■ Stated exercise
Every line of the material is to be quoted verbatim, minus the pictures.

■ Data for processing

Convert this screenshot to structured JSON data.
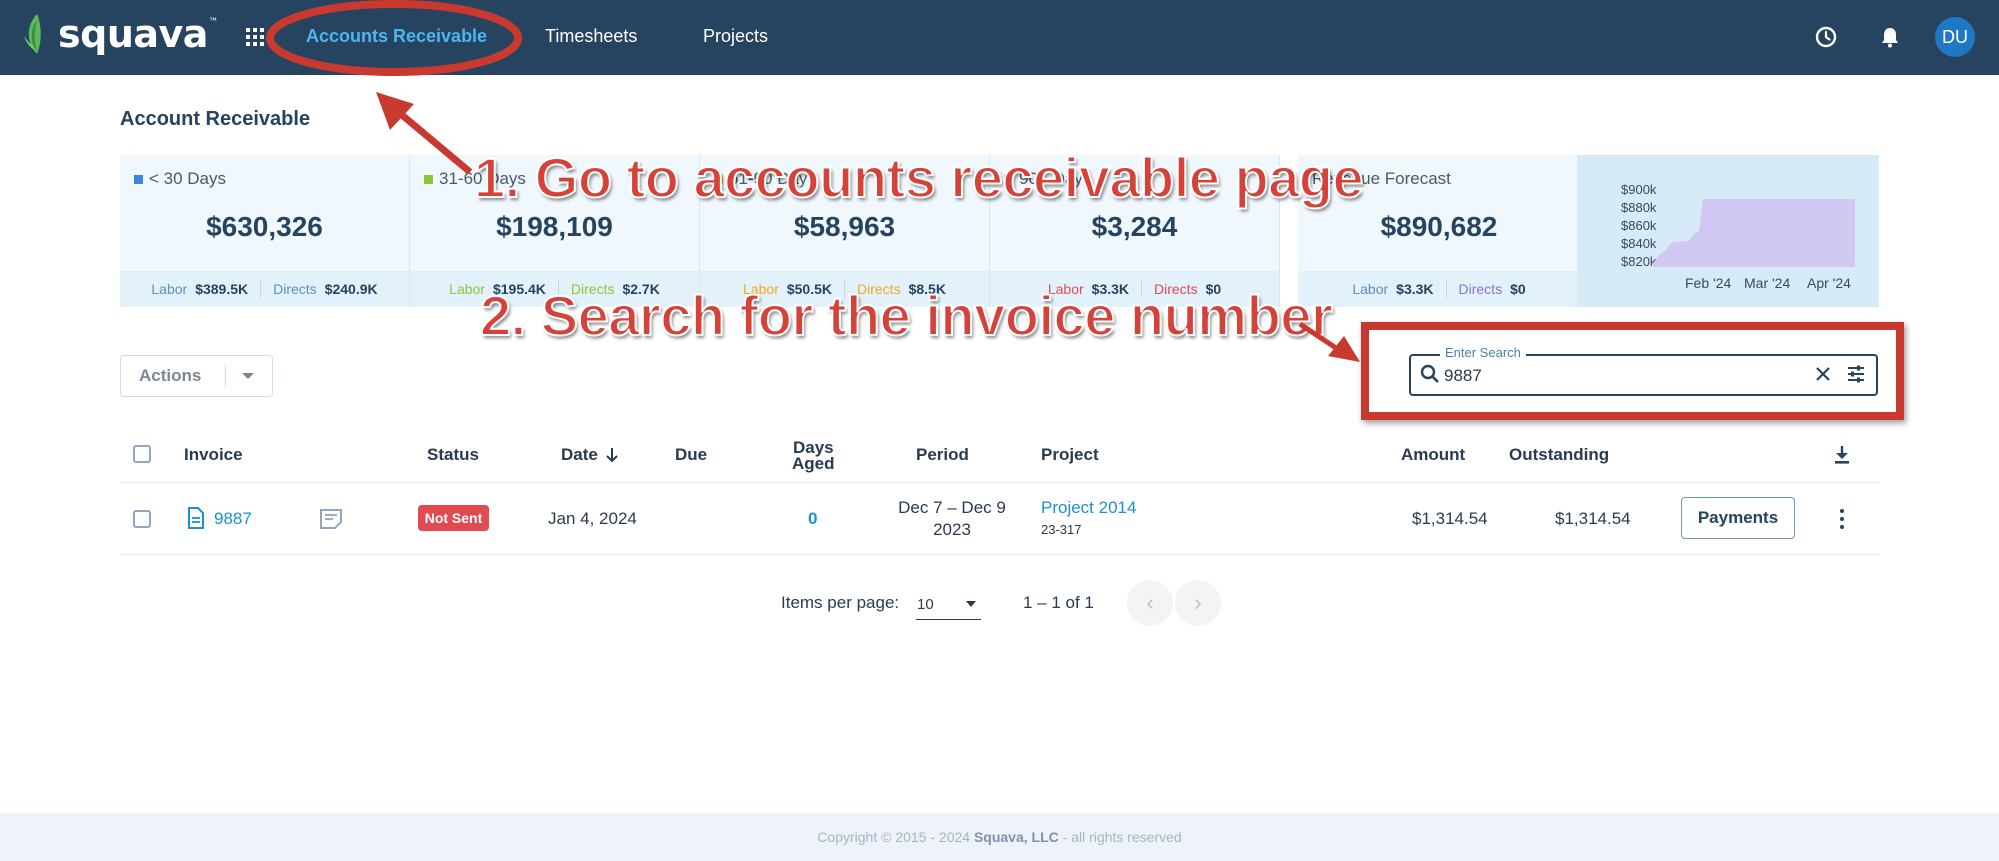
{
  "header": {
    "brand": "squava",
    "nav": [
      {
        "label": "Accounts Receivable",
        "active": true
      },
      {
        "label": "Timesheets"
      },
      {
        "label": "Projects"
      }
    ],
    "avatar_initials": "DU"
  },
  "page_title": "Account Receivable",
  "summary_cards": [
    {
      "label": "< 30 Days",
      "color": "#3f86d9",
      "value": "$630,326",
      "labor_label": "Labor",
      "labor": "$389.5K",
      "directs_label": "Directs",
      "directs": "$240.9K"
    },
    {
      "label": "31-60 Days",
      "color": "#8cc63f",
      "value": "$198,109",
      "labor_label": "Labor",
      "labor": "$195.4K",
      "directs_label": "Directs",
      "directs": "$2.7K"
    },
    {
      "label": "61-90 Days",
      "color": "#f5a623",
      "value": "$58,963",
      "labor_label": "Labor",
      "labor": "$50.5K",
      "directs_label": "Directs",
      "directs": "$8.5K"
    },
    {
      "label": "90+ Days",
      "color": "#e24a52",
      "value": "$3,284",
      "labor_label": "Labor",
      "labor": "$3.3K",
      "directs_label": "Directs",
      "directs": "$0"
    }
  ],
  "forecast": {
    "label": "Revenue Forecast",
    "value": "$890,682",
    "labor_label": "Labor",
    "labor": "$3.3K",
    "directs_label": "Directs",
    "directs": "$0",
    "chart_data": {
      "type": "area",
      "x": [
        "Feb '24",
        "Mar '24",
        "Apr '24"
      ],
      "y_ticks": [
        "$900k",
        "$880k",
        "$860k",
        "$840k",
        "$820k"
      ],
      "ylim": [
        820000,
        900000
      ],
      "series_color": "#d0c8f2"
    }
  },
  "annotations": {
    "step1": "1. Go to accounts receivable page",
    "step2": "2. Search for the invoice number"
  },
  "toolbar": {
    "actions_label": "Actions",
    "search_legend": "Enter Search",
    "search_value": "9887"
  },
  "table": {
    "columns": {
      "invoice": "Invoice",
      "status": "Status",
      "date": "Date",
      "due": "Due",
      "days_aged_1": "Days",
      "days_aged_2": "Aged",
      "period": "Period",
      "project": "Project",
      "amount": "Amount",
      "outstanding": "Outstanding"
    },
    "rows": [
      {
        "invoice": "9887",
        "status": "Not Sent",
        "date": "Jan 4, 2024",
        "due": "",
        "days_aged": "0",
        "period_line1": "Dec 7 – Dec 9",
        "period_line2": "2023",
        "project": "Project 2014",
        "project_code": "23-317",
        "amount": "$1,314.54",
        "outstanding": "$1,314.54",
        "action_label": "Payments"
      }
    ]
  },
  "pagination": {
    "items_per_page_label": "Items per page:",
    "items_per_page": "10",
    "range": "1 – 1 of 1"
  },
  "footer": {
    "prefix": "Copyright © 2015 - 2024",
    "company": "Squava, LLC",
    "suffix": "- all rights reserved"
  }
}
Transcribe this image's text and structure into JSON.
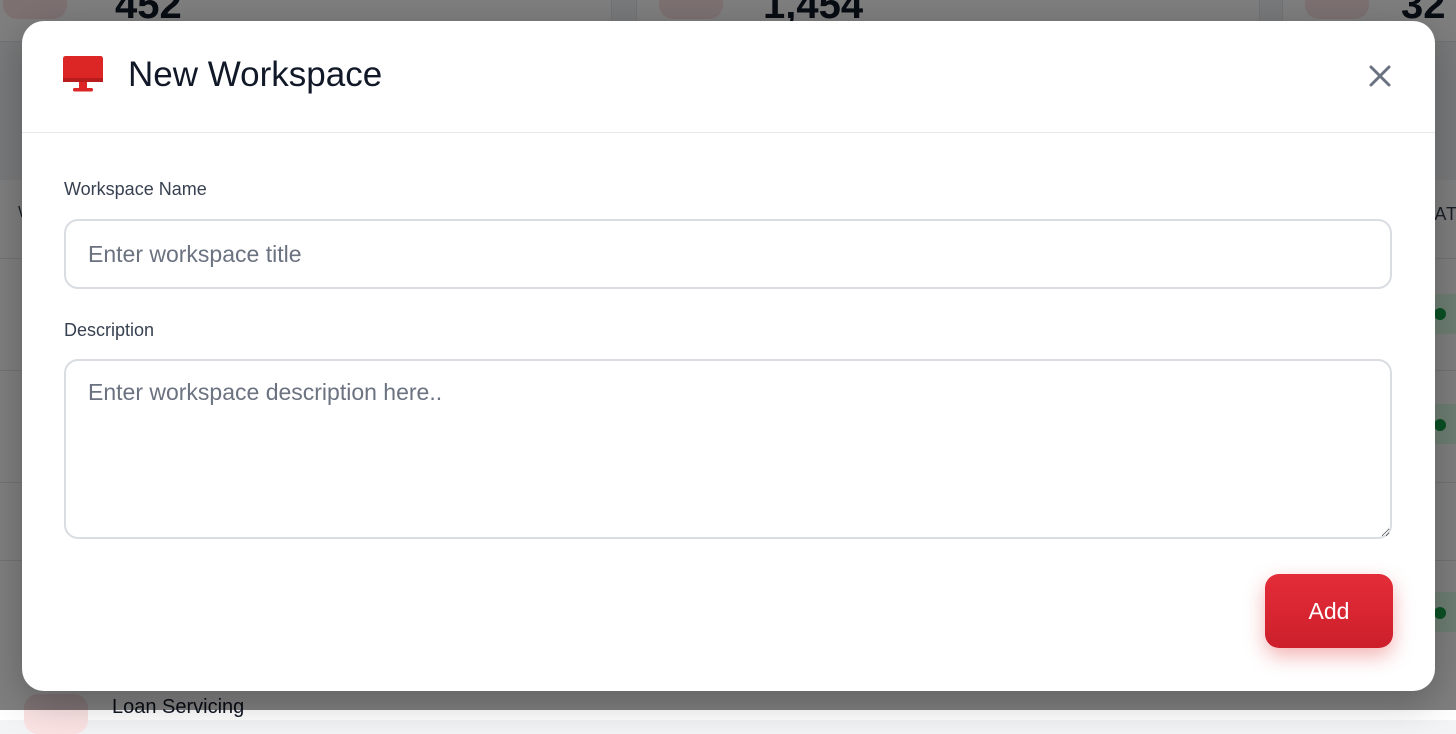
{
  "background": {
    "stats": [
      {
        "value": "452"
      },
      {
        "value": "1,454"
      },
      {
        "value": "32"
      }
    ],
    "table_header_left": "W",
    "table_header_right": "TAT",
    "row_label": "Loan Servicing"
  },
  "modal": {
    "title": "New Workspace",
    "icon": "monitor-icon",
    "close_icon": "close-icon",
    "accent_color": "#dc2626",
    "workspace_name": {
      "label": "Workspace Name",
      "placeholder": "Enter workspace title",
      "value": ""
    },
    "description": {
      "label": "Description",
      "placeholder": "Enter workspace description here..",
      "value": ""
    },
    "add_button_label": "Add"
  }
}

■ Result of this exercise
Convert this screenshot to structured JSON data.
{
  "header": {
    "brand": "squava",
    "nav": [
      {
        "label": "Accounts Receivable",
        "active": true
      },
      {
        "label": "Timesheets"
      },
      {
        "label": "Projects"
      }
    ],
    "avatar_initials": "DU"
  },
  "page_title": "Account Receivable",
  "summary_cards": [
    {
      "label": "< 30 Days",
      "color": "#3f86d9",
      "value": "$630,326",
      "labor_label": "Labor",
      "labor": "$389.5K",
      "directs_label": "Directs",
      "directs": "$240.9K"
    },
    {
      "label": "31-60 Days",
      "color": "#8cc63f",
      "value": "$198,109",
      "labor_label": "Labor",
      "labor": "$195.4K",
      "directs_label": "Directs",
      "directs": "$2.7K"
    },
    {
      "label": "61-90 Days",
      "color": "#f5a623",
      "value": "$58,963",
      "labor_label": "Labor",
      "labor": "$50.5K",
      "directs_label": "Directs",
      "directs": "$8.5K"
    },
    {
      "label": "90+ Days",
      "color": "#e24a52",
      "value": "$3,284",
      "labor_label": "Labor",
      "labor": "$3.3K",
      "directs_label": "Directs",
      "directs": "$0"
    }
  ],
  "forecast": {
    "label": "Revenue Forecast",
    "value": "$890,682",
    "labor_label": "Labor",
    "labor": "$3.3K",
    "directs_label": "Directs",
    "directs": "$0",
    "chart_data": {
      "type": "area",
      "x": [
        "Feb '24",
        "Mar '24",
        "Apr '24"
      ],
      "y_ticks": [
        "$900k",
        "$880k",
        "$860k",
        "$840k",
        "$820k"
      ],
      "ylim": [
        820000,
        900000
      ],
      "series_color": "#d0c8f2"
    }
  },
  "annotations": {
    "step1": "1. Go to accounts receivable page",
    "step2": "2. Search for the invoice number"
  },
  "toolbar": {
    "actions_label": "Actions",
    "search_legend": "Enter Search",
    "search_value": "9887"
  },
  "table": {
    "columns": {
      "invoice": "Invoice",
      "status": "Status",
      "date": "Date",
      "due": "Due",
      "days_aged_1": "Days",
      "days_aged_2": "Aged",
      "period": "Period",
      "project": "Project",
      "amount": "Amount",
      "outstanding": "Outstanding"
    },
    "rows": [
      {
        "invoice": "9887",
        "status": "Not Sent",
        "date": "Jan 4, 2024",
        "due": "",
        "days_aged": "0",
        "period_line1": "Dec 7 – Dec 9",
        "period_line2": "2023",
        "project": "Project 2014",
        "project_code": "23-317",
        "amount": "$1,314.54",
        "outstanding": "$1,314.54",
        "action_label": "Payments"
      }
    ]
  },
  "pagination": {
    "items_per_page_label": "Items per page:",
    "items_per_page": "10",
    "range": "1 – 1 of 1"
  },
  "footer": {
    "prefix": "Copyright © 2015 - 2024",
    "company": "Squava, LLC",
    "suffix": "- all rights reserved"
  }
}
Transcribe this image's text and structure into JSON.
{
  "background": {
    "stats": [
      {
        "value": "452"
      },
      {
        "value": "1,454"
      },
      {
        "value": "32"
      }
    ],
    "table_header_left": "W",
    "table_header_right": "TAT",
    "row_label": "Loan Servicing"
  },
  "modal": {
    "title": "New Workspace",
    "icon": "monitor-icon",
    "close_icon": "close-icon",
    "accent_color": "#dc2626",
    "workspace_name": {
      "label": "Workspace Name",
      "placeholder": "Enter workspace title",
      "value": ""
    },
    "description": {
      "label": "Description",
      "placeholder": "Enter workspace description here..",
      "value": ""
    },
    "add_button_label": "Add"
  }
}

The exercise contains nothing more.